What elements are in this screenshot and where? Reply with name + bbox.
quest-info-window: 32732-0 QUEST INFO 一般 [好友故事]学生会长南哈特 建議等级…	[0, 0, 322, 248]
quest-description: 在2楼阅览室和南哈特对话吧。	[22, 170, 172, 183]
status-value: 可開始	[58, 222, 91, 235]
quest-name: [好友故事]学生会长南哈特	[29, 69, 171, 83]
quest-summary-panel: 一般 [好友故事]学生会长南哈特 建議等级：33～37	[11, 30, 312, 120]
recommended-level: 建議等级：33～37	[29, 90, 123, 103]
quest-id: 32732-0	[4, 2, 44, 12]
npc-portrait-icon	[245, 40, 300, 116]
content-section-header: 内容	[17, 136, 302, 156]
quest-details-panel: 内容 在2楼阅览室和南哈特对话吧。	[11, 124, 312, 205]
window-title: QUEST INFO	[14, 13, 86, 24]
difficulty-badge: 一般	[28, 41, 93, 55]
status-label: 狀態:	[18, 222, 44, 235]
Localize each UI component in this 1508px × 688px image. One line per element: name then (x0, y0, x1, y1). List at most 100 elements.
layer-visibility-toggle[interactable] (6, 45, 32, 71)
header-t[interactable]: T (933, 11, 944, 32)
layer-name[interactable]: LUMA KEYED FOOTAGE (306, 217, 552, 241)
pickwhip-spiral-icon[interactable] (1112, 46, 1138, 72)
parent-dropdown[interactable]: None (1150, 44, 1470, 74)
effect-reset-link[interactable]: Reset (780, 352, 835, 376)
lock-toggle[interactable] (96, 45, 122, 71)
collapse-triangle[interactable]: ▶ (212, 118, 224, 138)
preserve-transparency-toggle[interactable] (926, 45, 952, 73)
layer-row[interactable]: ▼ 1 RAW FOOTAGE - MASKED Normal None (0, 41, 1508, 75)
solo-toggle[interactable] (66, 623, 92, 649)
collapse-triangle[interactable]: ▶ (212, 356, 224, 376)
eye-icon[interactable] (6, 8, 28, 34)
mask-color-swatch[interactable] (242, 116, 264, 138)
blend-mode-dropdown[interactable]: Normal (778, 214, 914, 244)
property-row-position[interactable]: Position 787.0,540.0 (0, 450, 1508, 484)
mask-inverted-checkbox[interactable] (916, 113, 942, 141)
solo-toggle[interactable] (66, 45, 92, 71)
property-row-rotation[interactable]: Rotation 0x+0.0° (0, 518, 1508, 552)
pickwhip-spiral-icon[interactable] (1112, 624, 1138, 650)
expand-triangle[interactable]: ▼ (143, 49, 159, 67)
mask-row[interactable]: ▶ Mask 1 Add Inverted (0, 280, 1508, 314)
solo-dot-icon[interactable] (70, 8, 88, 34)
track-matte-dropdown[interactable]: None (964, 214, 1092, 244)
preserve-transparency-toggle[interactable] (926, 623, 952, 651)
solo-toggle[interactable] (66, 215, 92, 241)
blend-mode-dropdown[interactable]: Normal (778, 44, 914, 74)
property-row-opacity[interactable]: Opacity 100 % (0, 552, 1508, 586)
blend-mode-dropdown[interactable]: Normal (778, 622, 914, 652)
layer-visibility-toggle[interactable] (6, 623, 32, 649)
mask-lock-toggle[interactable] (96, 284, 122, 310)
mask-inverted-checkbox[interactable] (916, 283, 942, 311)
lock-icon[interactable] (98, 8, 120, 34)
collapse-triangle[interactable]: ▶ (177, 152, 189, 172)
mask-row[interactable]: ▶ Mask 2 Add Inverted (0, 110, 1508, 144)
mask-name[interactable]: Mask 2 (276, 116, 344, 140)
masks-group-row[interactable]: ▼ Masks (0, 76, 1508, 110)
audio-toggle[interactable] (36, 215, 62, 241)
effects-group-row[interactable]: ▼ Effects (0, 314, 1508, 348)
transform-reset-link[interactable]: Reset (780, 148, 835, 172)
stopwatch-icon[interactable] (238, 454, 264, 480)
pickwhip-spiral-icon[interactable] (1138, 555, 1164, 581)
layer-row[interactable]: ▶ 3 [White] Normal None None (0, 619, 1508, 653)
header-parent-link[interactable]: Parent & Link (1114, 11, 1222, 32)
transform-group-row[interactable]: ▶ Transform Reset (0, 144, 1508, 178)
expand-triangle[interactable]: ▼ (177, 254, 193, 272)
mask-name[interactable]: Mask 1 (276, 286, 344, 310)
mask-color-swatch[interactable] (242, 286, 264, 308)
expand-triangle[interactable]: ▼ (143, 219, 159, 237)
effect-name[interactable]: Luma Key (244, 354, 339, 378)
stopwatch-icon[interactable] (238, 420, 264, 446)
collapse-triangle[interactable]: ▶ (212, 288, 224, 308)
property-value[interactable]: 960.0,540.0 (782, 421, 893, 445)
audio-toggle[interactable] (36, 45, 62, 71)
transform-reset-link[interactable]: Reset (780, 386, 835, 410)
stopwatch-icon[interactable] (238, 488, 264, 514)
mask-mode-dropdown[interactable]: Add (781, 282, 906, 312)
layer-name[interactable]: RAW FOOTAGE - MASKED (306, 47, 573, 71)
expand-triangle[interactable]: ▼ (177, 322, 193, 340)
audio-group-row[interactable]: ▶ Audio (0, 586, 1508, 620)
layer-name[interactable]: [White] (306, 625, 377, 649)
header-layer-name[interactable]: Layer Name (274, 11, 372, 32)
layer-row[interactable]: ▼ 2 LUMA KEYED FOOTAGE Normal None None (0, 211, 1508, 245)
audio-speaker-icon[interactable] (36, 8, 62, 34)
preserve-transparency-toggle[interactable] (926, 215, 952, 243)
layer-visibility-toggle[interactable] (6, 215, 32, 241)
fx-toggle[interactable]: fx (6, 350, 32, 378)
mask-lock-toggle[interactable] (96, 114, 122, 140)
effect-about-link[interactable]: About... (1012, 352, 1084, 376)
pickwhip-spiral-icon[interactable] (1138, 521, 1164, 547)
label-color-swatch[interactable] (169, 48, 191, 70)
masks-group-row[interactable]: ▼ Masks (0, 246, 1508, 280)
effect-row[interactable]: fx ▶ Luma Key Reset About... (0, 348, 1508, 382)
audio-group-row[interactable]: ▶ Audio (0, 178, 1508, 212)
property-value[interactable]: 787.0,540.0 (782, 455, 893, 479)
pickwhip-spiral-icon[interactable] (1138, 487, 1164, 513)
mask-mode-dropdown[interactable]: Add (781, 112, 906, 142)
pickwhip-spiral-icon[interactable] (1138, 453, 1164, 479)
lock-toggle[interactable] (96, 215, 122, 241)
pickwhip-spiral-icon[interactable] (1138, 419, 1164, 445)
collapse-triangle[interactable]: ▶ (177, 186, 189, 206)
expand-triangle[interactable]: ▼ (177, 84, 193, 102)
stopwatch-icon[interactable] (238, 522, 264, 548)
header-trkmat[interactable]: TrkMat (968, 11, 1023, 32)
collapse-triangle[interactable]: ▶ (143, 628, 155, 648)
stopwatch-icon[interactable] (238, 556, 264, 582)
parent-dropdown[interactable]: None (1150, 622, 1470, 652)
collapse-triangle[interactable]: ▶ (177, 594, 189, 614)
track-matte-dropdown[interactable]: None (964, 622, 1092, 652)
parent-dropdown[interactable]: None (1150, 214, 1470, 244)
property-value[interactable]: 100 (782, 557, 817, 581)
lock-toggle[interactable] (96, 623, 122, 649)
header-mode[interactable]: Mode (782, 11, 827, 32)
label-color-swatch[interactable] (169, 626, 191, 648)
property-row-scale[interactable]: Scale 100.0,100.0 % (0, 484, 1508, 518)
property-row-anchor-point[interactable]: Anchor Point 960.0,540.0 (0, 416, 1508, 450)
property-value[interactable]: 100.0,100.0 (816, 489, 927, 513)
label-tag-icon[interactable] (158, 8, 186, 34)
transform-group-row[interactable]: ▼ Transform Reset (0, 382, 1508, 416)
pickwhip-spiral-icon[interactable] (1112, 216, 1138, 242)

════════════════

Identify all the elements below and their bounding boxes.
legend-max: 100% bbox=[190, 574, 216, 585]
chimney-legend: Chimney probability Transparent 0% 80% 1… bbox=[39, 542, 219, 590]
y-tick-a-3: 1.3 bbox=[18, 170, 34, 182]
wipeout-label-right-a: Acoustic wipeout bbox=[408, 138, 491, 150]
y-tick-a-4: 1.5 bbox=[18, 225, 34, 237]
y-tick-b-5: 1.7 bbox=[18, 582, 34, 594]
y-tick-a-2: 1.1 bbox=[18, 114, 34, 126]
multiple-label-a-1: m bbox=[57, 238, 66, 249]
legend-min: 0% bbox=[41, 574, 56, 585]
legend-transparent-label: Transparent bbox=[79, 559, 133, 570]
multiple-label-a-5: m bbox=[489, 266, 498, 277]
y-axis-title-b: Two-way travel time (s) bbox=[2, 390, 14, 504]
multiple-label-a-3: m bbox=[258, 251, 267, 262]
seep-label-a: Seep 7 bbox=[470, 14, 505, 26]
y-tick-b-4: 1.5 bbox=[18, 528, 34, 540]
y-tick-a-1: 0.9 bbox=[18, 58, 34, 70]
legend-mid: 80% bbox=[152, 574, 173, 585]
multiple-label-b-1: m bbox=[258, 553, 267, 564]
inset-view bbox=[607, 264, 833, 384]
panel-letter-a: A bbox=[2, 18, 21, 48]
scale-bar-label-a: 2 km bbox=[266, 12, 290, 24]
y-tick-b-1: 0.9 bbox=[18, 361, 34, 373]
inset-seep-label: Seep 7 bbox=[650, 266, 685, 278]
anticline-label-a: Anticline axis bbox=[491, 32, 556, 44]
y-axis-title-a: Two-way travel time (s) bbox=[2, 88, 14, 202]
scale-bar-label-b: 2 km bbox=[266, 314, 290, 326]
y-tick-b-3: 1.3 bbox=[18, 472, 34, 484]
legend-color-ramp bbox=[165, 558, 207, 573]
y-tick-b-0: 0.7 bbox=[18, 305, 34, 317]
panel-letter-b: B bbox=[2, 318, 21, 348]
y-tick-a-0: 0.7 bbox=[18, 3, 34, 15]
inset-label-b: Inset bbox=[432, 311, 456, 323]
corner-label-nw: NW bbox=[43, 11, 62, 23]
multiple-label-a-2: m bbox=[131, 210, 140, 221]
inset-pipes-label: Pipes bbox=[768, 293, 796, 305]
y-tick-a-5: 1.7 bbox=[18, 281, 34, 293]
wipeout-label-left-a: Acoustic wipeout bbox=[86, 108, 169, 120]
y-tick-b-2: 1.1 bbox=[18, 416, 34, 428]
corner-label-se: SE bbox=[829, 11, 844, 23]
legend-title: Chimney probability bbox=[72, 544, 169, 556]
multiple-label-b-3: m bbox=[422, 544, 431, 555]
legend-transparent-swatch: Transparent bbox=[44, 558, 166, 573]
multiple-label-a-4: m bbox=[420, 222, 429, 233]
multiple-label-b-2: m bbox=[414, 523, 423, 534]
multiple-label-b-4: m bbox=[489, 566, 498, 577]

════════════════

◆ EXERCISE DIRECTIONS ◆
Update the rows starting at the one that contains "Identify all the" and ending at the one that contains "legend-title: Chimney probability" by changing "Acoustic wipeout" to "Acoustic blanking". Leave everything else unchanged, and give back only those rows.

◆ TASK RESPONSE ◆
Identify all the elements below and their bounding boxes.
legend-max: 100% bbox=[190, 574, 216, 585]
chimney-legend: Chimney probability Transparent 0% 80% 1… bbox=[39, 542, 219, 590]
y-tick-a-3: 1.3 bbox=[18, 170, 34, 182]
wipeout-label-right-a: Acoustic blanking bbox=[408, 138, 491, 150]
y-tick-a-4: 1.5 bbox=[18, 225, 34, 237]
y-tick-b-5: 1.7 bbox=[18, 582, 34, 594]
y-tick-a-2: 1.1 bbox=[18, 114, 34, 126]
multiple-label-a-1: m bbox=[57, 238, 66, 249]
legend-min: 0% bbox=[41, 574, 56, 585]
legend-transparent-label: Transparent bbox=[79, 559, 133, 570]
multiple-label-a-5: m bbox=[489, 266, 498, 277]
y-axis-title-b: Two-way travel time (s) bbox=[2, 390, 14, 504]
multiple-label-a-3: m bbox=[258, 251, 267, 262]
seep-label-a: Seep 7 bbox=[470, 14, 505, 26]
y-tick-b-4: 1.5 bbox=[18, 528, 34, 540]
y-tick-a-1: 0.9 bbox=[18, 58, 34, 70]
legend-mid: 80% bbox=[152, 574, 173, 585]
multiple-label-b-1: m bbox=[258, 553, 267, 564]
inset-view bbox=[607, 264, 833, 384]
panel-letter-a: A bbox=[2, 18, 21, 48]
scale-bar-label-a: 2 km bbox=[266, 12, 290, 24]
y-tick-b-1: 0.9 bbox=[18, 361, 34, 373]
inset-seep-label: Seep 7 bbox=[650, 266, 685, 278]
anticline-label-a: Anticline axis bbox=[491, 32, 556, 44]
y-axis-title-a: Two-way travel time (s) bbox=[2, 88, 14, 202]
scale-bar-label-b: 2 km bbox=[266, 314, 290, 326]
y-tick-b-3: 1.3 bbox=[18, 472, 34, 484]
legend-color-ramp bbox=[165, 558, 207, 573]
y-tick-b-0: 0.7 bbox=[18, 305, 34, 317]
panel-letter-b: B bbox=[2, 318, 21, 348]
y-tick-a-0: 0.7 bbox=[18, 3, 34, 15]
inset-label-b: Inset bbox=[432, 311, 456, 323]
corner-label-nw: NW bbox=[43, 11, 62, 23]
multiple-label-a-2: m bbox=[131, 210, 140, 221]
inset-pipes-label: Pipes bbox=[768, 293, 796, 305]
y-tick-a-5: 1.7 bbox=[18, 281, 34, 293]
wipeout-label-left-a: Acoustic blanking bbox=[86, 108, 169, 120]
y-tick-b-2: 1.1 bbox=[18, 416, 34, 428]
corner-label-se: SE bbox=[829, 11, 844, 23]
legend-title: Chimney probability bbox=[72, 544, 169, 556]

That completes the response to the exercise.